>> BEGIN Input data

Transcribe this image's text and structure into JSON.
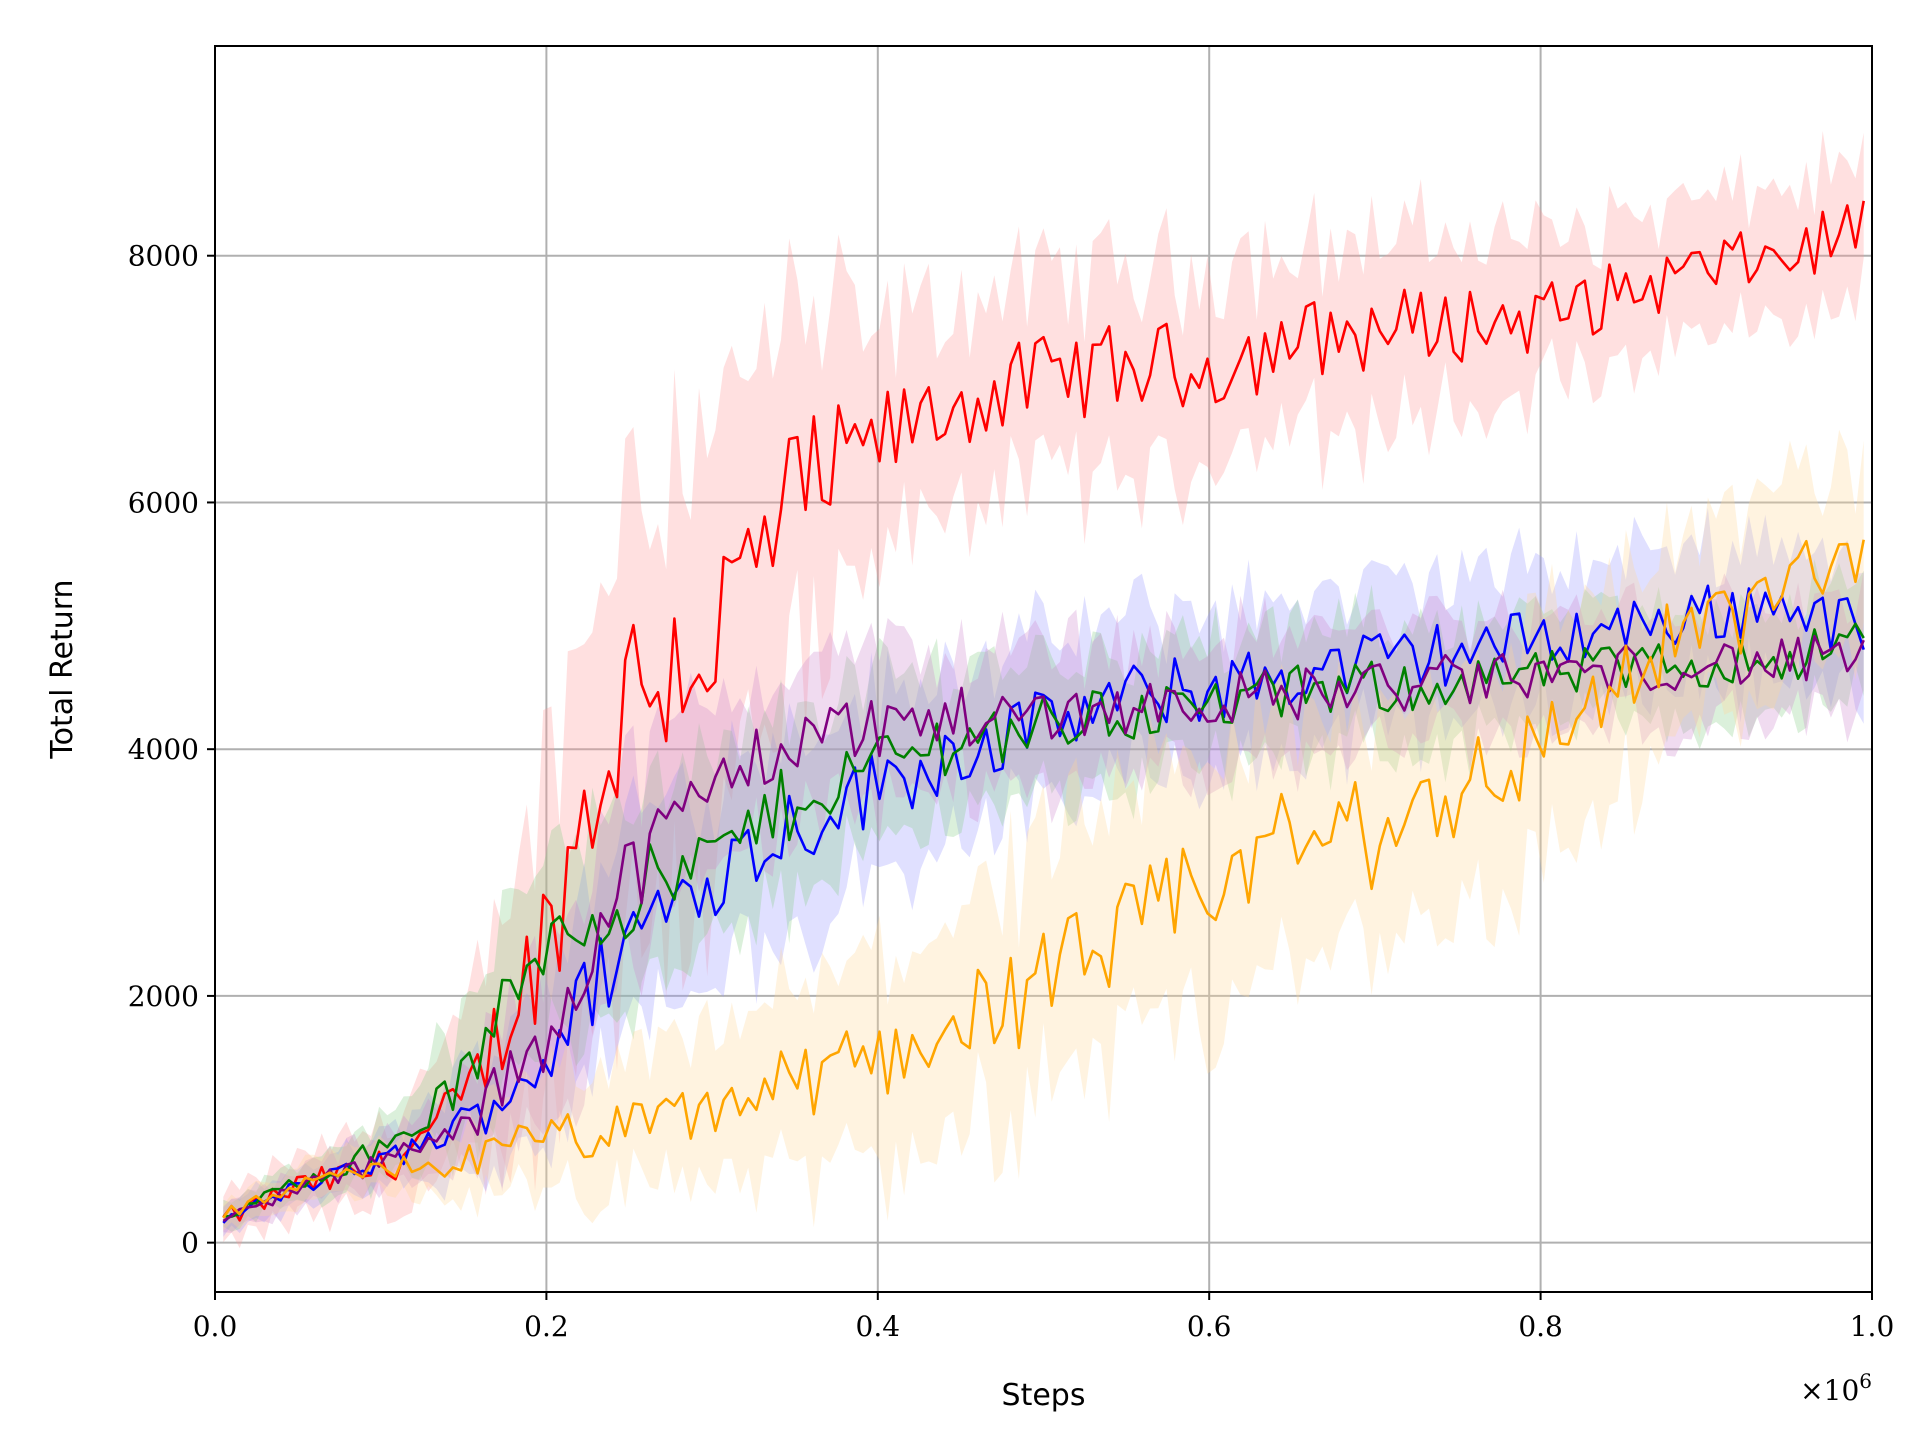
{
  "chart_data": {
    "type": "line",
    "title": "",
    "xlabel": "Steps",
    "ylabel": "Total Return",
    "x_offset_text": "×10",
    "x_offset_exp": "6",
    "xlim": [
      0.0,
      1.0
    ],
    "ylim": [
      -400,
      9700
    ],
    "xticks": [
      0.0,
      0.2,
      0.4,
      0.6,
      0.8,
      1.0
    ],
    "xtick_labels": [
      "0.0",
      "0.2",
      "0.4",
      "0.6",
      "0.8",
      "1.0"
    ],
    "yticks": [
      0,
      2000,
      4000,
      6000,
      8000
    ],
    "ytick_labels": [
      "0",
      "2000",
      "4000",
      "6000",
      "8000"
    ],
    "grid": true,
    "legend": "none",
    "x": [
      0.0,
      0.05,
      0.1,
      0.15,
      0.2,
      0.25,
      0.3,
      0.35,
      0.4,
      0.45,
      0.5,
      0.55,
      0.6,
      0.65,
      0.7,
      0.75,
      0.8,
      0.85,
      0.9,
      0.95,
      1.0
    ],
    "series": [
      {
        "color": "#ff0000",
        "band_color": "#ff9999",
        "values": [
          150,
          450,
          600,
          1100,
          2500,
          4500,
          4900,
          6000,
          6500,
          6800,
          7000,
          7100,
          7100,
          7300,
          7400,
          7450,
          7500,
          7700,
          7900,
          8000,
          8300
        ],
        "band": [
          180,
          250,
          350,
          600,
          1300,
          1800,
          1800,
          1500,
          900,
          800,
          800,
          800,
          800,
          750,
          750,
          700,
          650,
          600,
          550,
          550,
          500
        ]
      },
      {
        "color": "#0000ff",
        "band_color": "#9999ff",
        "values": [
          150,
          450,
          650,
          950,
          1500,
          2500,
          3000,
          3400,
          3700,
          4000,
          4200,
          4400,
          4500,
          4600,
          4700,
          4800,
          4900,
          5000,
          5100,
          5200,
          4900
        ],
        "band": [
          100,
          150,
          200,
          400,
          700,
          900,
          800,
          800,
          700,
          700,
          650,
          650,
          650,
          600,
          600,
          600,
          550,
          550,
          550,
          550,
          550
        ]
      },
      {
        "color": "#008000",
        "band_color": "#88cc88",
        "values": [
          150,
          500,
          750,
          1300,
          2500,
          2800,
          3100,
          3600,
          3900,
          4100,
          4200,
          4300,
          4350,
          4450,
          4500,
          4550,
          4600,
          4650,
          4700,
          4750,
          4900
        ],
        "band": [
          100,
          150,
          250,
          500,
          800,
          800,
          750,
          700,
          650,
          600,
          550,
          550,
          500,
          500,
          500,
          500,
          450,
          450,
          450,
          450,
          450
        ]
      },
      {
        "color": "#800080",
        "band_color": "#cc88cc",
        "values": [
          150,
          450,
          650,
          900,
          1700,
          3000,
          3700,
          4100,
          4200,
          4250,
          4300,
          4350,
          4400,
          4450,
          4500,
          4550,
          4600,
          4650,
          4700,
          4700,
          4750
        ],
        "band": [
          100,
          150,
          200,
          400,
          700,
          800,
          700,
          650,
          600,
          550,
          550,
          500,
          500,
          500,
          500,
          500,
          450,
          450,
          450,
          450,
          450
        ]
      },
      {
        "color": "#ffa500",
        "band_color": "#ffd699",
        "values": [
          200,
          450,
          600,
          650,
          850,
          900,
          1100,
          1300,
          1500,
          1800,
          2100,
          2500,
          2900,
          3300,
          3300,
          3700,
          4000,
          4600,
          5000,
          5300,
          5700
        ],
        "band": [
          100,
          150,
          200,
          300,
          500,
          500,
          600,
          700,
          800,
          900,
          1000,
          1000,
          1000,
          1000,
          1000,
          1000,
          900,
          900,
          800,
          800,
          700
        ]
      }
    ]
  }
}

>> END Input data

Directions — Extract all the data above exactly, excluding every picture.

Task answer —
Transcribe this image's text and structure into JSON.
{
  "chart_data": {
    "type": "line",
    "title": "",
    "xlabel": "Steps",
    "ylabel": "Total Return",
    "x_offset_text": "×10",
    "x_offset_exp": "6",
    "xlim": [
      0.0,
      1.0
    ],
    "ylim": [
      -400,
      9700
    ],
    "xticks": [
      0.0,
      0.2,
      0.4,
      0.6,
      0.8,
      1.0
    ],
    "xtick_labels": [
      "0.0",
      "0.2",
      "0.4",
      "0.6",
      "0.8",
      "1.0"
    ],
    "yticks": [
      0,
      2000,
      4000,
      6000,
      8000
    ],
    "ytick_labels": [
      "0",
      "2000",
      "4000",
      "6000",
      "8000"
    ],
    "grid": true,
    "legend": "none",
    "x": [
      0.0,
      0.05,
      0.1,
      0.15,
      0.2,
      0.25,
      0.3,
      0.35,
      0.4,
      0.45,
      0.5,
      0.55,
      0.6,
      0.65,
      0.7,
      0.75,
      0.8,
      0.85,
      0.9,
      0.95,
      1.0
    ],
    "series": [
      {
        "color": "#ff0000",
        "band_color": "#ff9999",
        "values": [
          150,
          450,
          600,
          1100,
          2500,
          4500,
          4900,
          6000,
          6500,
          6800,
          7000,
          7100,
          7100,
          7300,
          7400,
          7450,
          7500,
          7700,
          7900,
          8000,
          8300
        ],
        "band": [
          180,
          250,
          350,
          600,
          1300,
          1800,
          1800,
          1500,
          900,
          800,
          800,
          800,
          800,
          750,
          750,
          700,
          650,
          600,
          550,
          550,
          500
        ]
      },
      {
        "color": "#0000ff",
        "band_color": "#9999ff",
        "values": [
          150,
          450,
          650,
          950,
          1500,
          2500,
          3000,
          3400,
          3700,
          4000,
          4200,
          4400,
          4500,
          4600,
          4700,
          4800,
          4900,
          5000,
          5100,
          5200,
          4900
        ],
        "band": [
          100,
          150,
          200,
          400,
          700,
          900,
          800,
          800,
          700,
          700,
          650,
          650,
          650,
          600,
          600,
          600,
          550,
          550,
          550,
          550,
          550
        ]
      },
      {
        "color": "#008000",
        "band_color": "#88cc88",
        "values": [
          150,
          500,
          750,
          1300,
          2500,
          2800,
          3100,
          3600,
          3900,
          4100,
          4200,
          4300,
          4350,
          4450,
          4500,
          4550,
          4600,
          4650,
          4700,
          4750,
          4900
        ],
        "band": [
          100,
          150,
          250,
          500,
          800,
          800,
          750,
          700,
          650,
          600,
          550,
          550,
          500,
          500,
          500,
          500,
          450,
          450,
          450,
          450,
          450
        ]
      },
      {
        "color": "#800080",
        "band_color": "#cc88cc",
        "values": [
          150,
          450,
          650,
          900,
          1700,
          3000,
          3700,
          4100,
          4200,
          4250,
          4300,
          4350,
          4400,
          4450,
          4500,
          4550,
          4600,
          4650,
          4700,
          4700,
          4750
        ],
        "band": [
          100,
          150,
          200,
          400,
          700,
          800,
          700,
          650,
          600,
          550,
          550,
          500,
          500,
          500,
          500,
          500,
          450,
          450,
          450,
          450,
          450
        ]
      },
      {
        "color": "#ffa500",
        "band_color": "#ffd699",
        "values": [
          200,
          450,
          600,
          650,
          850,
          900,
          1100,
          1300,
          1500,
          1800,
          2100,
          2500,
          2900,
          3300,
          3300,
          3700,
          4000,
          4600,
          5000,
          5300,
          5700
        ],
        "band": [
          100,
          150,
          200,
          300,
          500,
          500,
          600,
          700,
          800,
          900,
          1000,
          1000,
          1000,
          1000,
          1000,
          1000,
          900,
          900,
          800,
          800,
          700
        ]
      }
    ]
  }
}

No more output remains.